══ RAW RECORDS

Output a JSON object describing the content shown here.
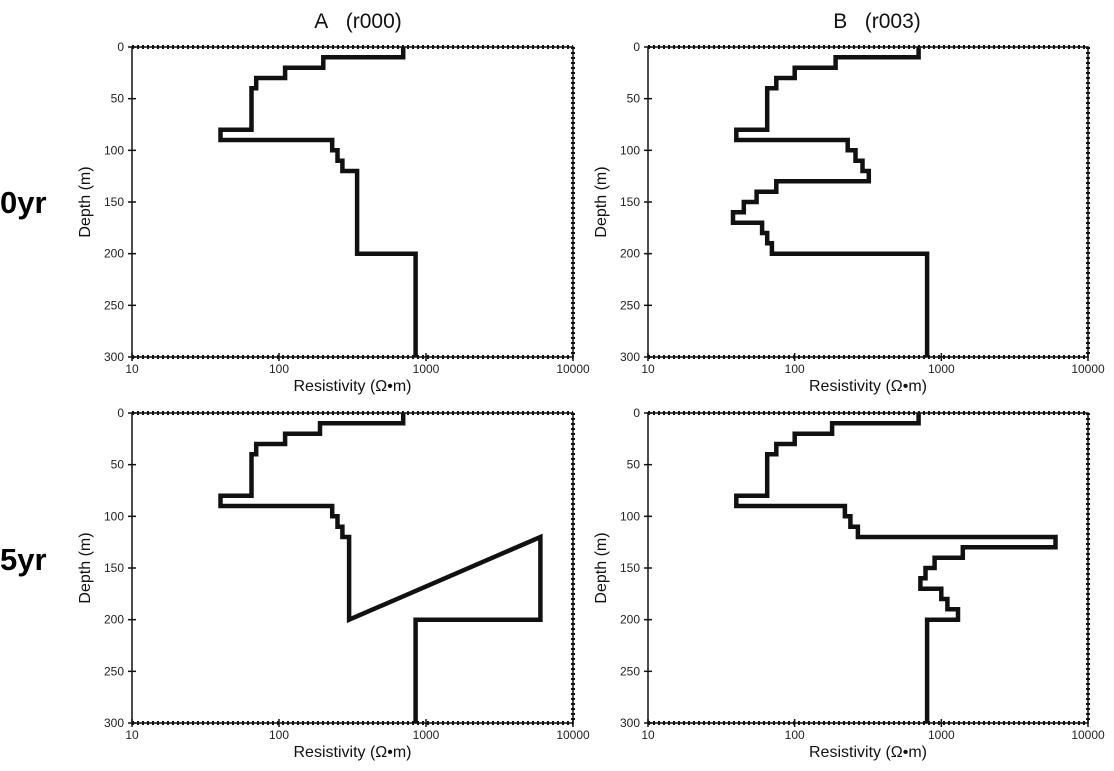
{
  "column_titles": [
    "A   (r000)",
    "B   (r003)"
  ],
  "row_labels": [
    "0yr",
    "5yr"
  ],
  "colors": {
    "line": "#111111",
    "frame": "#111111"
  },
  "chart_data": [
    {
      "type": "line",
      "column": "A (r000)",
      "row": "0yr",
      "xlabel": "Resistivity (Ω•m)",
      "ylabel": "Depth (m)",
      "xscale": "log",
      "xlim": [
        10,
        10000
      ],
      "ylim": [
        300,
        0
      ],
      "xticks": [
        "10",
        "100",
        "1000",
        "10000"
      ],
      "yticks": [
        "0",
        "50",
        "100",
        "150",
        "200",
        "250",
        "300"
      ],
      "grid": false,
      "series": [
        {
          "values": [
            [
              700,
              0
            ],
            [
              700,
              10
            ],
            [
              200,
              10
            ],
            [
              200,
              20
            ],
            [
              110,
              20
            ],
            [
              110,
              30
            ],
            [
              70,
              30
            ],
            [
              70,
              40
            ],
            [
              65,
              40
            ],
            [
              65,
              80
            ],
            [
              40,
              80
            ],
            [
              40,
              90
            ],
            [
              230,
              90
            ],
            [
              230,
              100
            ],
            [
              250,
              100
            ],
            [
              250,
              110
            ],
            [
              270,
              110
            ],
            [
              270,
              120
            ],
            [
              340,
              120
            ],
            [
              340,
              200
            ],
            [
              850,
              200
            ],
            [
              850,
              300
            ]
          ]
        }
      ]
    },
    {
      "type": "line",
      "column": "B (r003)",
      "row": "0yr",
      "xlabel": "Resistivity (Ω•m)",
      "ylabel": "Depth (m)",
      "xscale": "log",
      "xlim": [
        10,
        10000
      ],
      "ylim": [
        300,
        0
      ],
      "xticks": [
        "10",
        "100",
        "1000",
        "10000"
      ],
      "yticks": [
        "0",
        "50",
        "100",
        "150",
        "200",
        "250",
        "300"
      ],
      "grid": false,
      "series": [
        {
          "values": [
            [
              700,
              0
            ],
            [
              700,
              10
            ],
            [
              190,
              10
            ],
            [
              190,
              20
            ],
            [
              100,
              20
            ],
            [
              100,
              30
            ],
            [
              75,
              30
            ],
            [
              75,
              40
            ],
            [
              65,
              40
            ],
            [
              65,
              80
            ],
            [
              40,
              80
            ],
            [
              40,
              90
            ],
            [
              230,
              90
            ],
            [
              230,
              100
            ],
            [
              260,
              100
            ],
            [
              260,
              110
            ],
            [
              290,
              110
            ],
            [
              290,
              120
            ],
            [
              320,
              120
            ],
            [
              320,
              130
            ],
            [
              75,
              130
            ],
            [
              75,
              140
            ],
            [
              55,
              140
            ],
            [
              55,
              150
            ],
            [
              45,
              150
            ],
            [
              45,
              160
            ],
            [
              38,
              160
            ],
            [
              38,
              170
            ],
            [
              60,
              170
            ],
            [
              60,
              180
            ],
            [
              65,
              180
            ],
            [
              65,
              190
            ],
            [
              70,
              190
            ],
            [
              70,
              200
            ],
            [
              800,
              200
            ],
            [
              800,
              300
            ]
          ]
        }
      ]
    },
    {
      "type": "line",
      "column": "A (r000)",
      "row": "5yr",
      "xlabel": "Resistivity (Ω•m)",
      "ylabel": "Depth (m)",
      "xscale": "log",
      "xlim": [
        10,
        10000
      ],
      "ylim": [
        300,
        0
      ],
      "xticks": [
        "10",
        "100",
        "1000",
        "10000"
      ],
      "yticks": [
        "0",
        "50",
        "100",
        "150",
        "200",
        "250",
        "300"
      ],
      "grid": false,
      "series": [
        {
          "values": [
            [
              700,
              0
            ],
            [
              700,
              10
            ],
            [
              190,
              10
            ],
            [
              190,
              20
            ],
            [
              110,
              20
            ],
            [
              110,
              30
            ],
            [
              70,
              30
            ],
            [
              70,
              40
            ],
            [
              65,
              40
            ],
            [
              65,
              80
            ],
            [
              40,
              80
            ],
            [
              40,
              90
            ],
            [
              230,
              90
            ],
            [
              230,
              100
            ],
            [
              250,
              100
            ],
            [
              250,
              110
            ],
            [
              270,
              110
            ],
            [
              270,
              120
            ],
            [
              300,
              120
            ],
            [
              300,
              200
            ],
            [
              6000,
              120
            ],
            [
              6000,
              200
            ],
            [
              850,
              200
            ],
            [
              850,
              300
            ]
          ]
        }
      ]
    },
    {
      "type": "line",
      "column": "B (r003)",
      "row": "5yr",
      "xlabel": "Resistivity (Ω•m)",
      "ylabel": "Depth (m)",
      "xscale": "log",
      "xlim": [
        10,
        10000
      ],
      "ylim": [
        300,
        0
      ],
      "xticks": [
        "10",
        "100",
        "1000",
        "10000"
      ],
      "yticks": [
        "0",
        "50",
        "100",
        "150",
        "200",
        "250",
        "300"
      ],
      "grid": false,
      "series": [
        {
          "values": [
            [
              700,
              0
            ],
            [
              700,
              10
            ],
            [
              180,
              10
            ],
            [
              180,
              20
            ],
            [
              100,
              20
            ],
            [
              100,
              30
            ],
            [
              75,
              30
            ],
            [
              75,
              40
            ],
            [
              65,
              40
            ],
            [
              65,
              80
            ],
            [
              40,
              80
            ],
            [
              40,
              90
            ],
            [
              220,
              90
            ],
            [
              220,
              100
            ],
            [
              240,
              100
            ],
            [
              240,
              110
            ],
            [
              270,
              110
            ],
            [
              270,
              120
            ],
            [
              300,
              120
            ],
            [
              6000,
              120
            ],
            [
              6000,
              130
            ],
            [
              1400,
              130
            ],
            [
              1400,
              140
            ],
            [
              900,
              140
            ],
            [
              900,
              150
            ],
            [
              780,
              150
            ],
            [
              780,
              160
            ],
            [
              720,
              160
            ],
            [
              720,
              170
            ],
            [
              1000,
              170
            ],
            [
              1000,
              180
            ],
            [
              1100,
              180
            ],
            [
              1100,
              190
            ],
            [
              1300,
              190
            ],
            [
              1300,
              200
            ],
            [
              800,
              200
            ],
            [
              800,
              300
            ]
          ]
        }
      ]
    }
  ]
}
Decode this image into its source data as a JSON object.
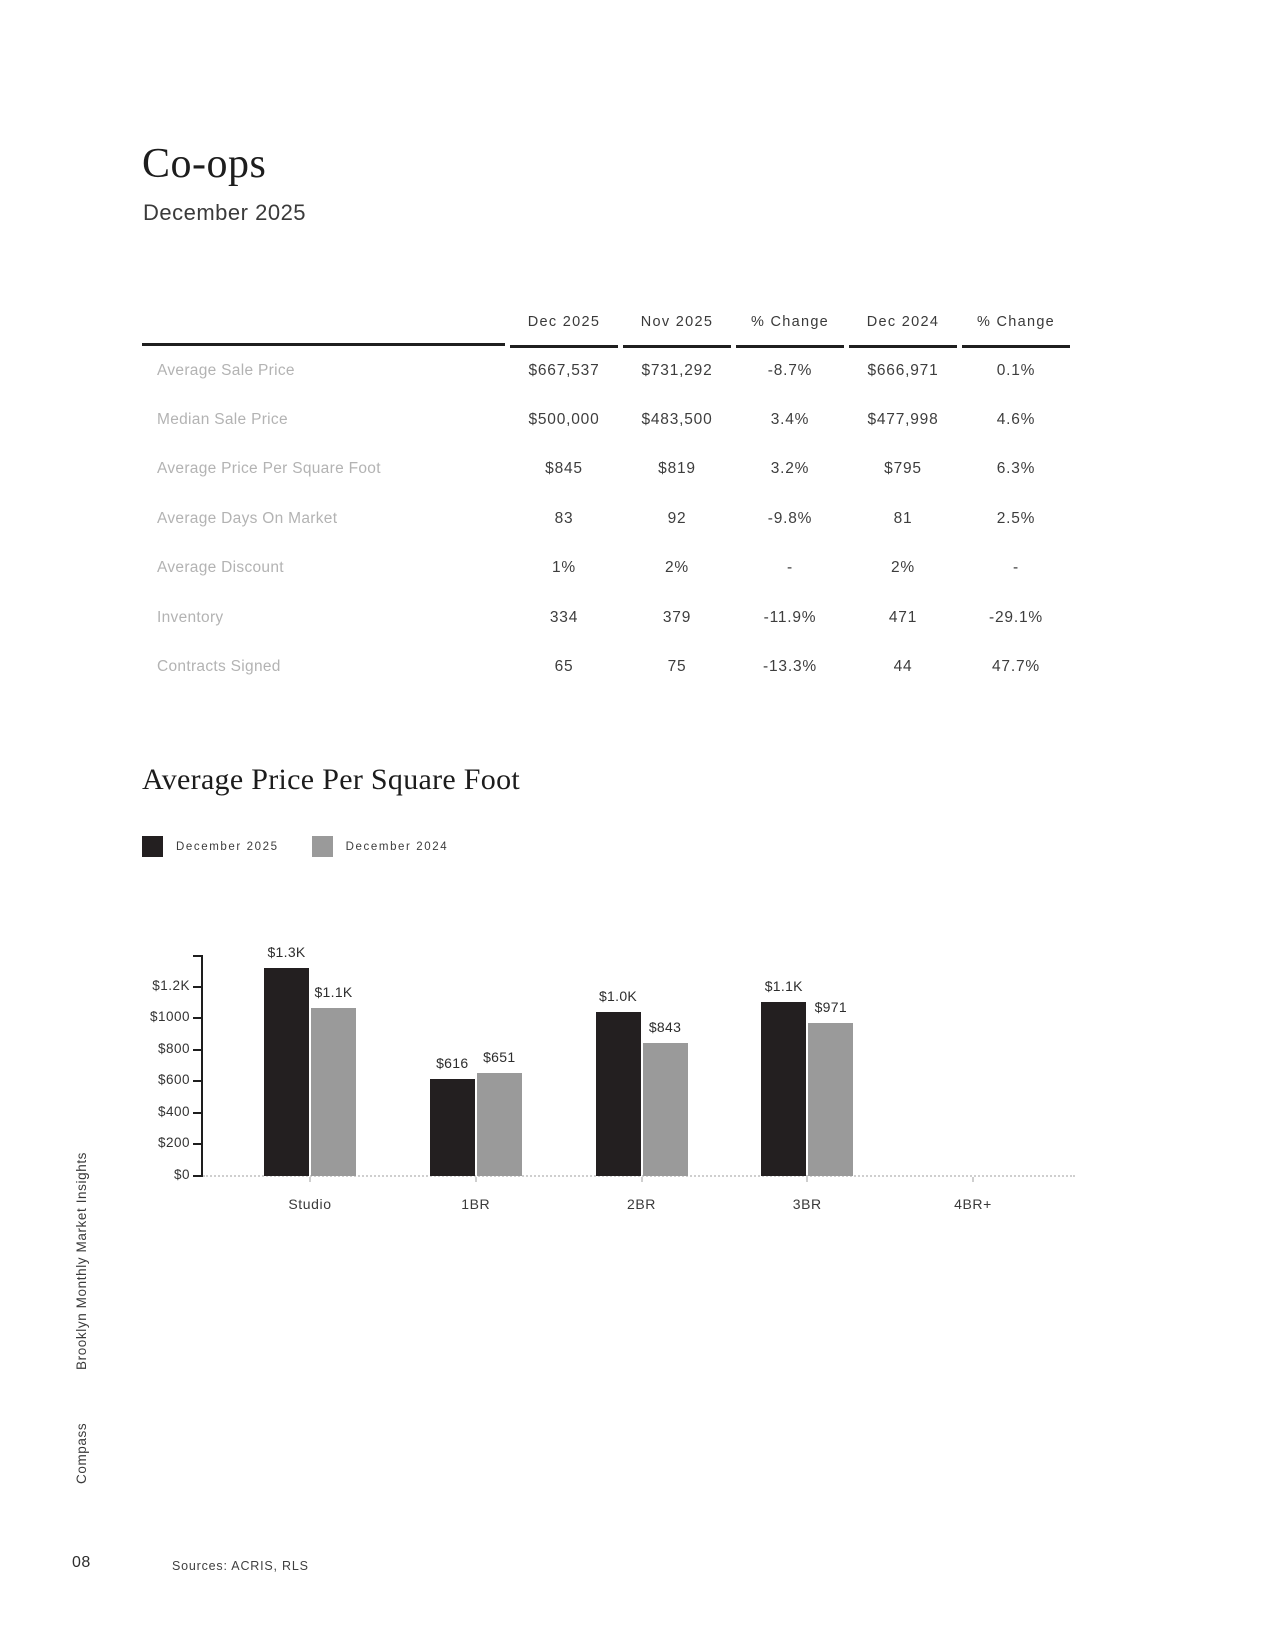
{
  "page": {
    "title": "Co-ops",
    "subtitle": "December 2025",
    "page_number": "08",
    "sources": "Sources: ACRIS, RLS",
    "sidebar_title": "Brooklyn Monthly Market Insights",
    "sidebar_brand": "Compass"
  },
  "colors": {
    "dark": "#231F20",
    "gray": "#9A9A9A",
    "row_label_gray": "#B3B3B3",
    "value_text": "#3D3D3D",
    "baseline_dotted": "#CFCFCF"
  },
  "table": {
    "columns": [
      "Dec 2025",
      "Nov 2025",
      "% Change",
      "Dec 2024",
      "% Change"
    ],
    "rows": [
      {
        "label": "Average Sale Price",
        "values": [
          "$667,537",
          "$731,292",
          "-8.7%",
          "$666,971",
          "0.1%"
        ]
      },
      {
        "label": "Median Sale Price",
        "values": [
          "$500,000",
          "$483,500",
          "3.4%",
          "$477,998",
          "4.6%"
        ]
      },
      {
        "label": "Average Price Per Square Foot",
        "values": [
          "$845",
          "$819",
          "3.2%",
          "$795",
          "6.3%"
        ]
      },
      {
        "label": "Average Days On Market",
        "values": [
          "83",
          "92",
          "-9.8%",
          "81",
          "2.5%"
        ]
      },
      {
        "label": "Average Discount",
        "values": [
          "1%",
          "2%",
          "-",
          "2%",
          "-"
        ]
      },
      {
        "label": "Inventory",
        "values": [
          "334",
          "379",
          "-11.9%",
          "471",
          "-29.1%"
        ]
      },
      {
        "label": "Contracts Signed",
        "values": [
          "65",
          "75",
          "-13.3%",
          "44",
          "47.7%"
        ]
      }
    ]
  },
  "chart_data": {
    "type": "bar",
    "title": "Average Price Per Square Foot",
    "categories": [
      "Studio",
      "1BR",
      "2BR",
      "3BR",
      "4BR+"
    ],
    "series": [
      {
        "name": "December 2025",
        "color": "#231F20",
        "values": [
          1320,
          616,
          1040,
          1105,
          null
        ],
        "labels": [
          "$1.3K",
          "$616",
          "$1.0K",
          "$1.1K",
          ""
        ]
      },
      {
        "name": "December 2024",
        "color": "#9A9A9A",
        "values": [
          1065,
          651,
          843,
          971,
          null
        ],
        "labels": [
          "$1.1K",
          "$651",
          "$843",
          "$971",
          ""
        ]
      }
    ],
    "xlabel": "",
    "ylabel": "",
    "ylim": [
      0,
      1400
    ],
    "yticks": [
      {
        "v": 1200,
        "label": "$1.2K"
      },
      {
        "v": 1000,
        "label": "$1000"
      },
      {
        "v": 800,
        "label": "$800"
      },
      {
        "v": 600,
        "label": "$600"
      },
      {
        "v": 400,
        "label": "$400"
      },
      {
        "v": 200,
        "label": "$200"
      },
      {
        "v": 0,
        "label": "$0"
      }
    ],
    "grid": false,
    "legend_position": "top-left"
  }
}
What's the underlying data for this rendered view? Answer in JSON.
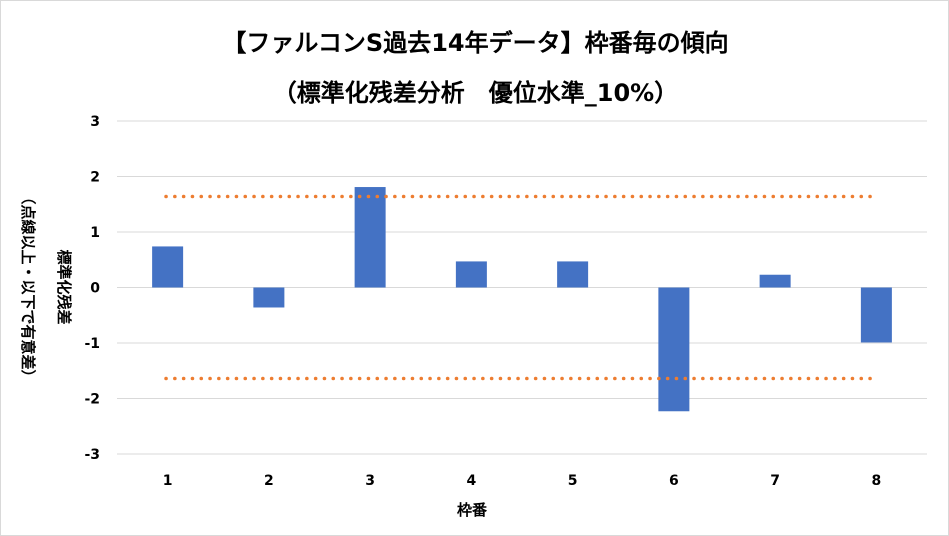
{
  "chart_data": {
    "type": "bar",
    "title": "【ファルコンS過去14年データ】枠番毎の傾向",
    "subtitle": "（標準化残差分析　優位水準_10%）",
    "xlabel": "枠番",
    "ylabel": "標準化残差",
    "ylabel_sub": "（点線以上・以下で有意差）",
    "categories": [
      "1",
      "2",
      "3",
      "4",
      "5",
      "6",
      "7",
      "8"
    ],
    "values": [
      0.74,
      -0.36,
      1.81,
      0.47,
      0.47,
      -2.23,
      0.23,
      -0.99
    ],
    "ylim": [
      -3,
      3
    ],
    "yticks": [
      "3",
      "2",
      "1",
      "0",
      "-1",
      "-2",
      "-3"
    ],
    "threshold_upper": 1.64,
    "threshold_lower": -1.64,
    "grid": true,
    "legend": "none",
    "colors": {
      "bar": "#4472c4",
      "threshold": "#ed7d31",
      "grid": "#d9d9d9"
    }
  }
}
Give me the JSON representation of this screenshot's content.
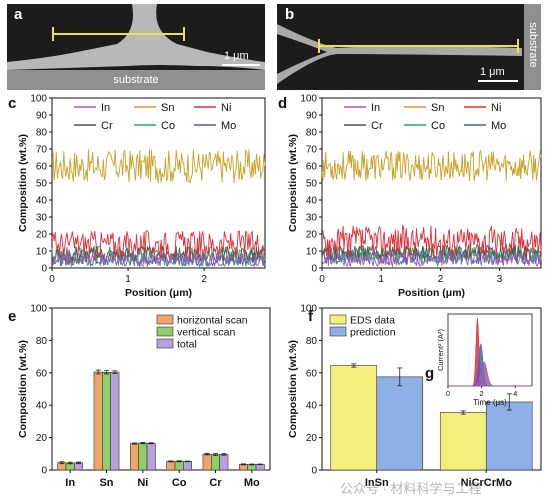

════

Your task is to set down exactly the lines that run from the line holding "What's the underlying" through the close of the entries, including both ends. Pictures stay out.

WRITTEN RESPONSE |
What's the underlying data for this rendered view? Answer in JSON.
{
  "chart_data": {
    "type": "bar",
    "title": "【ファルコンS過去14年データ】枠番毎の傾向",
    "subtitle": "（標準化残差分析　優位水準_10%）",
    "xlabel": "枠番",
    "ylabel": "標準化残差",
    "ylabel_sub": "（点線以上・以下で有意差）",
    "categories": [
      "1",
      "2",
      "3",
      "4",
      "5",
      "6",
      "7",
      "8"
    ],
    "values": [
      0.74,
      -0.36,
      1.81,
      0.47,
      0.47,
      -2.23,
      0.23,
      -0.99
    ],
    "ylim": [
      -3,
      3
    ],
    "yticks": [
      "3",
      "2",
      "1",
      "0",
      "-1",
      "-2",
      "-3"
    ],
    "threshold_upper": 1.64,
    "threshold_lower": -1.64,
    "grid": true,
    "legend": "none",
    "colors": {
      "bar": "#4472c4",
      "threshold": "#ed7d31",
      "grid": "#d9d9d9"
    }
  }
}
Give me the JSON representation of this screenshot's content.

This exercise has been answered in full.